### [AIM OF THE TASK]
Look for "fourteen" in the listing below. Gather each line that contains it.

### [RECORD SET]
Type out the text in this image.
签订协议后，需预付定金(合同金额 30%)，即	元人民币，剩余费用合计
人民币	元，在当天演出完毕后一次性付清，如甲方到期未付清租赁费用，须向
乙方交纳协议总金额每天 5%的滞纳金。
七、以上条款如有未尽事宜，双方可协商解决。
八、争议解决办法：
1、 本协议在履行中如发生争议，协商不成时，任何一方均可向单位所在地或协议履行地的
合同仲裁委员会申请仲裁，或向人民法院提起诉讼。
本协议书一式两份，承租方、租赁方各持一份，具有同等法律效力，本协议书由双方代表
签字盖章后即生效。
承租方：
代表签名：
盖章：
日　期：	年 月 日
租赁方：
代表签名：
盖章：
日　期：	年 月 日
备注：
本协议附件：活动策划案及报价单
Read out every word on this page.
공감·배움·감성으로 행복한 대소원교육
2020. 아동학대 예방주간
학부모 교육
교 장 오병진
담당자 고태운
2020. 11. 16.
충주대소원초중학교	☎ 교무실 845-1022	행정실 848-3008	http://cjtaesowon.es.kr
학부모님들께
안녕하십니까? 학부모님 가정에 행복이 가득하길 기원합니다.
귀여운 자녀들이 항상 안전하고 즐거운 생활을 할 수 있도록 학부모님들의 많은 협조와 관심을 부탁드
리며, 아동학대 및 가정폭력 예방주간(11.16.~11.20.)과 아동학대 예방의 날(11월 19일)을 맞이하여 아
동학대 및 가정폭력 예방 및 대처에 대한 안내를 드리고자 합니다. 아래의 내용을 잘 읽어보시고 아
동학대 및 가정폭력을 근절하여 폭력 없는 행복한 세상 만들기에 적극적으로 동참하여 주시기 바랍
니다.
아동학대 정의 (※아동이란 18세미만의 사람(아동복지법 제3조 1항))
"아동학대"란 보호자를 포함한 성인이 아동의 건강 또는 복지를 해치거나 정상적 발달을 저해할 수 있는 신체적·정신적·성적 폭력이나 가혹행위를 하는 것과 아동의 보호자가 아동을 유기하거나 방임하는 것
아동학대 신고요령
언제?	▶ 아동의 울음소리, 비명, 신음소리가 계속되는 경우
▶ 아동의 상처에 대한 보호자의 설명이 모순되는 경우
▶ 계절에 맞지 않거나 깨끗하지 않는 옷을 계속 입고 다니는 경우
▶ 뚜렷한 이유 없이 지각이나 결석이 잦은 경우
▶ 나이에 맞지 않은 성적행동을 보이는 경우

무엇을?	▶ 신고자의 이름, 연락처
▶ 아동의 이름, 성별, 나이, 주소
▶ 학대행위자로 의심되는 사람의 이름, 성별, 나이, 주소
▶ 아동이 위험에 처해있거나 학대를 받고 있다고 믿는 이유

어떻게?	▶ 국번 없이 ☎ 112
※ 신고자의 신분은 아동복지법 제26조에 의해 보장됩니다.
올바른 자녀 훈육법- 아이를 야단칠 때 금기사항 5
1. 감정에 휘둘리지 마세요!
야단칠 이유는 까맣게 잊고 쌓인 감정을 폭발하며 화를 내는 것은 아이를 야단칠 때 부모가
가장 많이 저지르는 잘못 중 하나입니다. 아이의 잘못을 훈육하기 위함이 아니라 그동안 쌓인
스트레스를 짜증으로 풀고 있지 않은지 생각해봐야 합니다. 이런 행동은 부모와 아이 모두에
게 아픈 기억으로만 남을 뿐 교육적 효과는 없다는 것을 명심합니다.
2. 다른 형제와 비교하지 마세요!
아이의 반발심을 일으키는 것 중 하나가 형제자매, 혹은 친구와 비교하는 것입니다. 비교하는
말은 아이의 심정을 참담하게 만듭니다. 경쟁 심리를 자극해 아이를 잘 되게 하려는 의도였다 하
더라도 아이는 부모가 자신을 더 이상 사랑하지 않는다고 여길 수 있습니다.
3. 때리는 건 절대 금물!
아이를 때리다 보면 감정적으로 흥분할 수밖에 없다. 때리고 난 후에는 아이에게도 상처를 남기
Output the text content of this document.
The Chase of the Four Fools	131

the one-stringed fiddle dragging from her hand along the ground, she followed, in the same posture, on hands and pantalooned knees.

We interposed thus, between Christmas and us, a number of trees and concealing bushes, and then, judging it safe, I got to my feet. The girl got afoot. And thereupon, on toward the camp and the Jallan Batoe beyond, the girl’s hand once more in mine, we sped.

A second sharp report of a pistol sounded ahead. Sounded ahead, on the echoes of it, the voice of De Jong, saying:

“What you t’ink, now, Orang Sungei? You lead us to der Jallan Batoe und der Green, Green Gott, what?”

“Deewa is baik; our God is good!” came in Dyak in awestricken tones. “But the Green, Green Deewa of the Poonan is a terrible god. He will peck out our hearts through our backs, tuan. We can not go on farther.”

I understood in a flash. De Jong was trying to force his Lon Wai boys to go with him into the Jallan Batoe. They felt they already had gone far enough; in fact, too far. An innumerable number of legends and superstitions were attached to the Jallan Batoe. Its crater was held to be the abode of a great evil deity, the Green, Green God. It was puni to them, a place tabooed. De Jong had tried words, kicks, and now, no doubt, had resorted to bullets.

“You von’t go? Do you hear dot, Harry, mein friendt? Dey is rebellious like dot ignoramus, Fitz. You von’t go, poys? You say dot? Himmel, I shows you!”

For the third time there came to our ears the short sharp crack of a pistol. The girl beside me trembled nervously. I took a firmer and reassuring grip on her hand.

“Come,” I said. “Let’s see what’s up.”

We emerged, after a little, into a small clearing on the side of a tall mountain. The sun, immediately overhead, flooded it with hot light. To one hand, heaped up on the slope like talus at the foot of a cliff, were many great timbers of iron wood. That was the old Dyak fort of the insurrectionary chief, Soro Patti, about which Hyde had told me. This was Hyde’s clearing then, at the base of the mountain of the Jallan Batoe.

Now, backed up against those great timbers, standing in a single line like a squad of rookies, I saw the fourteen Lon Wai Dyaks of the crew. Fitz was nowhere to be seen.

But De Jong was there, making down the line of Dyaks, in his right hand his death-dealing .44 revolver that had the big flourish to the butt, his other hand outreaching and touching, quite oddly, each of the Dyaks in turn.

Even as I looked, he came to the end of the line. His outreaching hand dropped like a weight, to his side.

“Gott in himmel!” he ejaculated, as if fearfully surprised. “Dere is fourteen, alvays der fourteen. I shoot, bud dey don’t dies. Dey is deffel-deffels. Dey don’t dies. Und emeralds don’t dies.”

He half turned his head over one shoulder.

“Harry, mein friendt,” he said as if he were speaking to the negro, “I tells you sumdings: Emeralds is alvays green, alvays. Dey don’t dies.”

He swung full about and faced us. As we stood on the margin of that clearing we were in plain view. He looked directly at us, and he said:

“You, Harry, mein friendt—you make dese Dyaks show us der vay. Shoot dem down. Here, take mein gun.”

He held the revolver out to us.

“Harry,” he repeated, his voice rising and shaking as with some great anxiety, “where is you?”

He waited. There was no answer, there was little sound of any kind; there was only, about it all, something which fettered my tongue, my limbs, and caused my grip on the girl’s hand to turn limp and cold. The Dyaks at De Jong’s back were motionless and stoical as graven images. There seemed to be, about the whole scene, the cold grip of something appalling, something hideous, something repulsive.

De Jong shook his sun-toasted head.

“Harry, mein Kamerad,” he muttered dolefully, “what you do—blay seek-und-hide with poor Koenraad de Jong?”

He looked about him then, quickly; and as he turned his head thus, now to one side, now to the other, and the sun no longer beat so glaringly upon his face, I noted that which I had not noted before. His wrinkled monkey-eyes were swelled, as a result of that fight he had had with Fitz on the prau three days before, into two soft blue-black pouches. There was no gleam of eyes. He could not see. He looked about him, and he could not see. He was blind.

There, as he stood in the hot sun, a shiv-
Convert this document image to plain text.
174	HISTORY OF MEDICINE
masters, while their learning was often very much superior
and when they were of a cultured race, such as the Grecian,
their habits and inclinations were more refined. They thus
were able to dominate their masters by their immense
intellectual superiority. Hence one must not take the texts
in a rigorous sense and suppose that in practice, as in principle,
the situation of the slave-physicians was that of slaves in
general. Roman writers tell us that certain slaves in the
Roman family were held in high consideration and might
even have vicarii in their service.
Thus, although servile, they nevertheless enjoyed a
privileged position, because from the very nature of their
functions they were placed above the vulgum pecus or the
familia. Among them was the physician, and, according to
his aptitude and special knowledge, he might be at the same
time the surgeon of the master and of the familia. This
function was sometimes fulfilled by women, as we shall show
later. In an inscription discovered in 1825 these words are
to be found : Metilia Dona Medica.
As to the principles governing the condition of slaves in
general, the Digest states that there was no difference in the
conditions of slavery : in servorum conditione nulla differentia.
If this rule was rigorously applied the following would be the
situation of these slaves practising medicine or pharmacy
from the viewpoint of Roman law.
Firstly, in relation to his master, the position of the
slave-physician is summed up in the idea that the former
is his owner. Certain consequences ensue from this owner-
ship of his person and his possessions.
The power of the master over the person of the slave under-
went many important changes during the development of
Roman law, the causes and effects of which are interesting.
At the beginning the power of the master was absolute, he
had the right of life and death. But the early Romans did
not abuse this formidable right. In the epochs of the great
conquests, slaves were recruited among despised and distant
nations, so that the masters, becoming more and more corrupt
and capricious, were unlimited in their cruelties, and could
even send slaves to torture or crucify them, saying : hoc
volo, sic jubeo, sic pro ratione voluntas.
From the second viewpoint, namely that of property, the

### [EXPECTED ANSWER]
Now, backed up against those great timbers, standing in a single line like a squad of rookies, I saw the fourteen Lon Wai Dyaks of the crew. Fitz was nowhere to be seen.
“Gott in himmel!” he ejaculated, as if fearfully surprised. “Dere is fourteen, alvays der fourteen. I shoot, bud dey don’t dies. Dey is deffel-deffels. Dey don’t dies. Und emeralds don’t dies.”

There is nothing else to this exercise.